Logging in
For external users, please connect to lander02.nesi.org.nz.
Do not use lander.nesi.org.nz
as currently this lander only provides access to Kupe. In the future, it will become the lander for the HPCF in Wellington.
Once on the lander node, or if you are on the NIWA network, simply ssh to login.maui.niwa.co.nz
Programming Environment
The Programming Environment on Maui has been upgraded with respect to Kupe. The Programming Environment on the Maui_Ancil (CS500) nodes now includes the Cray Programming Environment, as well as the Intel and GNU tool chains. The Cray XC50 programming environments for CCE, GNU, and Intel have been upgraded, including more recent versions of the Cray and GNU compilers, while the Intel compiler version is the same as on Kupe.
As noted here, the CS500 Programming Environment does not presently include the ability to swap environments as on the XC50 (e.g. ) However, this capability will be included with the next release of the Cray CS programming environment in October.
Software Stack
The software stack on maui, maui_ancil and the Virtual Labs has been rebuilt from scratch. While all relevant software has been migrated from kupe, kupe_mp and the Virtual Labs, a few important changes have been made:
- There is now a clearer separation between the maui_ancil, and Virtual Labs (CS500) and maui (XC50) software stacks: the maui software stack only contains software needed for large jobs (e.g., XIOS and the grib_api library), while general tools and libraries (e.g., Anaconda, NCO, and Mule) can now only be found on the maui_ancil and Virtual Lab machines. This was necessary to make best use of system capabilities, such as InifiniBand file access on maui_ancil and the Virtual Labs, and to avoid single core jobs running on maui (i.e. XC50).

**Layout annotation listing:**
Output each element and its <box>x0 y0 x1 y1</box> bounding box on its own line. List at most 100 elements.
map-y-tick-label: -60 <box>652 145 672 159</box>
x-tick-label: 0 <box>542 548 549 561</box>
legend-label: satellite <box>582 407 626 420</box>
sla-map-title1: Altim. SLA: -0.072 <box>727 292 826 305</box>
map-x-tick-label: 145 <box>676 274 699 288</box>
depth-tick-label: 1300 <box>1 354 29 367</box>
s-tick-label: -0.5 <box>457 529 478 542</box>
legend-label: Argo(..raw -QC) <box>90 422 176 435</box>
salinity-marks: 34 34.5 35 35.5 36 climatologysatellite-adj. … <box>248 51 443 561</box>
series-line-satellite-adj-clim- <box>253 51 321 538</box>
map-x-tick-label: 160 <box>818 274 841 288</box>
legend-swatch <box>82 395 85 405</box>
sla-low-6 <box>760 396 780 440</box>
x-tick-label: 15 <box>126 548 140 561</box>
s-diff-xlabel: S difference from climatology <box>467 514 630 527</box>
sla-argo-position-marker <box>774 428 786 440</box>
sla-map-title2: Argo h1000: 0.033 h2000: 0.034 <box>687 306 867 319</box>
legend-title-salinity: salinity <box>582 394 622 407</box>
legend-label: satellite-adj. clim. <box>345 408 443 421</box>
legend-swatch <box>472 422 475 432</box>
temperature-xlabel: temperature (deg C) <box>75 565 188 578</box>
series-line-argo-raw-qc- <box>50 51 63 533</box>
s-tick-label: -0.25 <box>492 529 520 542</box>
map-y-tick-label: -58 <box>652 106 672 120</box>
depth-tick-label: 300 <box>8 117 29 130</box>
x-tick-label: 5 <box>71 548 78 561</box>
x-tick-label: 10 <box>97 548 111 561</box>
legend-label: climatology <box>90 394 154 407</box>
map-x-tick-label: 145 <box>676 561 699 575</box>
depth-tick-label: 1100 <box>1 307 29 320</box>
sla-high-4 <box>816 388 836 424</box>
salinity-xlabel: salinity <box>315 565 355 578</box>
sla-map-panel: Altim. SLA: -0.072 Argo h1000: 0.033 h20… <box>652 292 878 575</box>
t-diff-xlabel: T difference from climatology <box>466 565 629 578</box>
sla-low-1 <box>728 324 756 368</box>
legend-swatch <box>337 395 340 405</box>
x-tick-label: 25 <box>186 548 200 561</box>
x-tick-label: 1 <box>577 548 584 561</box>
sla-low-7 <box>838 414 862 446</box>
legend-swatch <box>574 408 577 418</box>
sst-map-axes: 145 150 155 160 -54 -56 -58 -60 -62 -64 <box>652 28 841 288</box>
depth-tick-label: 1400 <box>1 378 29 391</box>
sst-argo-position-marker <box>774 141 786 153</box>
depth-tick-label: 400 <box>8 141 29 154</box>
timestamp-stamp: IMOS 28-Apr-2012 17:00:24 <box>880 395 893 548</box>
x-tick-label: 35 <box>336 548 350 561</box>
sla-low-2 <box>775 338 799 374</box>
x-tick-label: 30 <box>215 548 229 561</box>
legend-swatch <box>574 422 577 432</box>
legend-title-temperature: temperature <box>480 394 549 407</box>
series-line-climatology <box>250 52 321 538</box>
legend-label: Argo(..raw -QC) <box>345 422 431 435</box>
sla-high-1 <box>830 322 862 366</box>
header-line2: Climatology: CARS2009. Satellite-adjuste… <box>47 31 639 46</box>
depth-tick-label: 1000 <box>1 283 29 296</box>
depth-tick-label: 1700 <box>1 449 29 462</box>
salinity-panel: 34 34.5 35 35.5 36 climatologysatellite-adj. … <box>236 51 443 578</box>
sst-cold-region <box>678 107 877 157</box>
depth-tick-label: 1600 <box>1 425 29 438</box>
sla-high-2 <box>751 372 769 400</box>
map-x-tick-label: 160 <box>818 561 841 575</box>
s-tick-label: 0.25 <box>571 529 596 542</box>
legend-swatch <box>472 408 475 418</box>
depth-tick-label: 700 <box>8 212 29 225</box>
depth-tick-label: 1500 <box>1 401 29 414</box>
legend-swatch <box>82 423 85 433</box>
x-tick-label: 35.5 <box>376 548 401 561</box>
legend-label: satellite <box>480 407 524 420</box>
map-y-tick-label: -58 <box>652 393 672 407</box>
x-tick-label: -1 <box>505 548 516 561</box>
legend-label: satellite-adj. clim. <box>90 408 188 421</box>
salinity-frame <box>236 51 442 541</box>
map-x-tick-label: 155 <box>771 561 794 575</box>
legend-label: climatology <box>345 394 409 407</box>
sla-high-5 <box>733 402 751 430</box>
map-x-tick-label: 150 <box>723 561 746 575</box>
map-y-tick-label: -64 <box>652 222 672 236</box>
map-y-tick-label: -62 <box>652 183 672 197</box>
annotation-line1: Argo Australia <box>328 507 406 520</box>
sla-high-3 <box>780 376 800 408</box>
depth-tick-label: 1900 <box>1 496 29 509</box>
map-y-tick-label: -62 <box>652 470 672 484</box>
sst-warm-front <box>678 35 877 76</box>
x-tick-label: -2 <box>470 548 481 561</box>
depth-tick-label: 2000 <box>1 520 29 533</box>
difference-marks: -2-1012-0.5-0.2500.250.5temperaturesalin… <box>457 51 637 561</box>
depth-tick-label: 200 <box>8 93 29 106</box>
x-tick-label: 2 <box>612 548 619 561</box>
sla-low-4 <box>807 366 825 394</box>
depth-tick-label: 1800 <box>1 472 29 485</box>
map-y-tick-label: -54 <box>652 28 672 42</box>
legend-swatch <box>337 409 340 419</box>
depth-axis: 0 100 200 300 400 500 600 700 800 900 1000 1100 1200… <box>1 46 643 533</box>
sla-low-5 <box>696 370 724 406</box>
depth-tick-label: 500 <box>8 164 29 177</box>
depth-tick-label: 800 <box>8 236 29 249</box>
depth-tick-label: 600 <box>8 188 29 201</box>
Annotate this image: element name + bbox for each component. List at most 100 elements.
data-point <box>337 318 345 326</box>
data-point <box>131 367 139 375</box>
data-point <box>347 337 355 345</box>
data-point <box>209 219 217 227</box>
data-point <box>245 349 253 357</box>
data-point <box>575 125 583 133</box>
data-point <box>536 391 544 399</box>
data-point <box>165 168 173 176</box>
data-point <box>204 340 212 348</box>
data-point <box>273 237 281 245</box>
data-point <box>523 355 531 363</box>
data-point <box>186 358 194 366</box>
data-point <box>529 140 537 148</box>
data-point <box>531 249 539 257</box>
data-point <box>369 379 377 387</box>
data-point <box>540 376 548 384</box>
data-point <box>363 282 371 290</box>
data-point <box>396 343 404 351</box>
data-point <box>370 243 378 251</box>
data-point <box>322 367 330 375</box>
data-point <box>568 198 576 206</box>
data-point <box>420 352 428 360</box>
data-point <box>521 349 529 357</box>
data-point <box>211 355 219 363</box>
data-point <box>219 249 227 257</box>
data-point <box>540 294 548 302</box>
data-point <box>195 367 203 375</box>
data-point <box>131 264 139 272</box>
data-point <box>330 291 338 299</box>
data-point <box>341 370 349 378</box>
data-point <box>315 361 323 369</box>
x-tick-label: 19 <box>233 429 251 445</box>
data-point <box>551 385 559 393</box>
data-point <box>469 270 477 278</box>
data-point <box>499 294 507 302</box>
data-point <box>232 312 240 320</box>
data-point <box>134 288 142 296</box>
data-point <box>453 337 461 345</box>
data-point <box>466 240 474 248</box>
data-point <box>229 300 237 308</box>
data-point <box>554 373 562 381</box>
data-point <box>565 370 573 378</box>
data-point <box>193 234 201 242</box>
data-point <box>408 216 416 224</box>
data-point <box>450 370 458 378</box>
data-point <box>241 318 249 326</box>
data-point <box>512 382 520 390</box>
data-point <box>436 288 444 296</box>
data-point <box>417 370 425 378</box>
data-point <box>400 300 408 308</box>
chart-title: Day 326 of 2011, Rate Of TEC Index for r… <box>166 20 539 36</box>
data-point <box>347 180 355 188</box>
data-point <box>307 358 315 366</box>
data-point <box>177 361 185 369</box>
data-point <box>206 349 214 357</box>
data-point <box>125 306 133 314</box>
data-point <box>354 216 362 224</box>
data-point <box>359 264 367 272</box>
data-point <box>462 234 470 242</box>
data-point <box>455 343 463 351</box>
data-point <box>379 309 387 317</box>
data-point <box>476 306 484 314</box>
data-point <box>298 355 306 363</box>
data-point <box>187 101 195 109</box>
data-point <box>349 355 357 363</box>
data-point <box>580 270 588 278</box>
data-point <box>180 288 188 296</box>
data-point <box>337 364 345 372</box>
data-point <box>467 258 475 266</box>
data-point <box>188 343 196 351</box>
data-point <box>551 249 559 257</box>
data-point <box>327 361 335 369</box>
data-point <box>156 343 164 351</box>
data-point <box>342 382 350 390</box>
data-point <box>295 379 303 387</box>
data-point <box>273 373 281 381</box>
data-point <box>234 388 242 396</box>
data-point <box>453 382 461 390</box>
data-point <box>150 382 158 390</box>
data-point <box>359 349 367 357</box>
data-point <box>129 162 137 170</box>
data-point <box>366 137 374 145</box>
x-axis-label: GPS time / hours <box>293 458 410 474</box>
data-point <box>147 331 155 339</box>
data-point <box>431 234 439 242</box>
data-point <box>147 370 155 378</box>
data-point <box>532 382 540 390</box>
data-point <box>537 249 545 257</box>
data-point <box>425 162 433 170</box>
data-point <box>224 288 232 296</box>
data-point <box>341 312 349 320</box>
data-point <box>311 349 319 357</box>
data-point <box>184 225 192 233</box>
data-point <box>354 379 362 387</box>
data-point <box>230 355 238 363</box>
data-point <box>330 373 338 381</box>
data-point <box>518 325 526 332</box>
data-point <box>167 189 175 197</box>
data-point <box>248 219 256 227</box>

**Instructions:**
- a) Answer these from the Maui text, one answer per line:
(i) Which host should external users connect to?
(ii) In which month is the next release of the Cray CS programming environment expected?
(iii) Which machines now hold general tools and libraries such as Anaconda, NCO, and Mule?
- b) Please edit the listing, everything from its start down to and including the line containing "legend-swatch <box>574 408 577 418</box>": replace "depth-tick-label" with "depth-label", change nothing else, and return only those lines.

**Per-task answers:**
- a)
(i) lander02.nesi.org.nz
(ii) October
(iii) The maui_ancil and Virtual Lab machines

- b)
Output each element and its <box>x0 y0 x1 y1</box> bounding box on its own line. List at most 100 elements.
map-y-tick-label: -60 <box>652 145 672 159</box>
x-tick-label: 0 <box>542 548 549 561</box>
legend-label: satellite <box>582 407 626 420</box>
sla-map-title1: Altim. SLA: -0.072 <box>727 292 826 305</box>
map-x-tick-label: 145 <box>676 274 699 288</box>
depth-label: 1300 <box>1 354 29 367</box>
s-tick-label: -0.5 <box>457 529 478 542</box>
legend-label: Argo(..raw -QC) <box>90 422 176 435</box>
salinity-marks: 34 34.5 35 35.5 36 climatologysatellite-adj. … <box>248 51 443 561</box>
series-line-satellite-adj-clim- <box>253 51 321 538</box>
map-x-tick-label: 160 <box>818 274 841 288</box>
legend-swatch <box>82 395 85 405</box>
sla-low-6 <box>760 396 780 440</box>
x-tick-label: 15 <box>126 548 140 561</box>
s-diff-xlabel: S difference from climatology <box>467 514 630 527</box>
sla-argo-position-marker <box>774 428 786 440</box>
sla-map-title2: Argo h1000: 0.033 h2000: 0.034 <box>687 306 867 319</box>
legend-title-salinity: salinity <box>582 394 622 407</box>
legend-label: satellite-adj. clim. <box>345 408 443 421</box>
legend-swatch <box>472 422 475 432</box>
temperature-xlabel: temperature (deg C) <box>75 565 188 578</box>
series-line-argo-raw-qc- <box>50 51 63 533</box>
s-tick-label: -0.25 <box>492 529 520 542</box>
map-y-tick-label: -58 <box>652 106 672 120</box>
depth-label: 300 <box>8 117 29 130</box>
x-tick-label: 5 <box>71 548 78 561</box>
x-tick-label: 10 <box>97 548 111 561</box>
legend-label: climatology <box>90 394 154 407</box>
map-x-tick-label: 145 <box>676 561 699 575</box>
depth-label: 1100 <box>1 307 29 320</box>
sla-high-4 <box>816 388 836 424</box>
salinity-xlabel: salinity <box>315 565 355 578</box>
sla-map-panel: Altim. SLA: -0.072 Argo h1000: 0.033 h20… <box>652 292 878 575</box>
t-diff-xlabel: T difference from climatology <box>466 565 629 578</box>
sla-low-1 <box>728 324 756 368</box>
legend-swatch <box>337 395 340 405</box>
x-tick-label: 25 <box>186 548 200 561</box>
x-tick-label: 1 <box>577 548 584 561</box>
sla-low-7 <box>838 414 862 446</box>
legend-swatch <box>574 408 577 418</box>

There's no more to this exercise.